* begin Input rows *

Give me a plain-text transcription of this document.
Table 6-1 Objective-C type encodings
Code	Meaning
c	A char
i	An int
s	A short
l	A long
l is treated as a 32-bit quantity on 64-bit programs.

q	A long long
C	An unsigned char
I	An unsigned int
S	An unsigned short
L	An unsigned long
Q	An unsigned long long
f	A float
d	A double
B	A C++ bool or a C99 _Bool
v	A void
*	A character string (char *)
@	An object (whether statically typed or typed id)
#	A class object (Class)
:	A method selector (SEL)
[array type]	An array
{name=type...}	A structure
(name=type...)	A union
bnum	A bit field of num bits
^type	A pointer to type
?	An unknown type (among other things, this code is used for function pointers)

* end Input rows *

What the task requires => Search the data for "char". Copy every matching line.

Solution to the exercise =>
c	A char
C	An unsigned char
*	A character string (char *)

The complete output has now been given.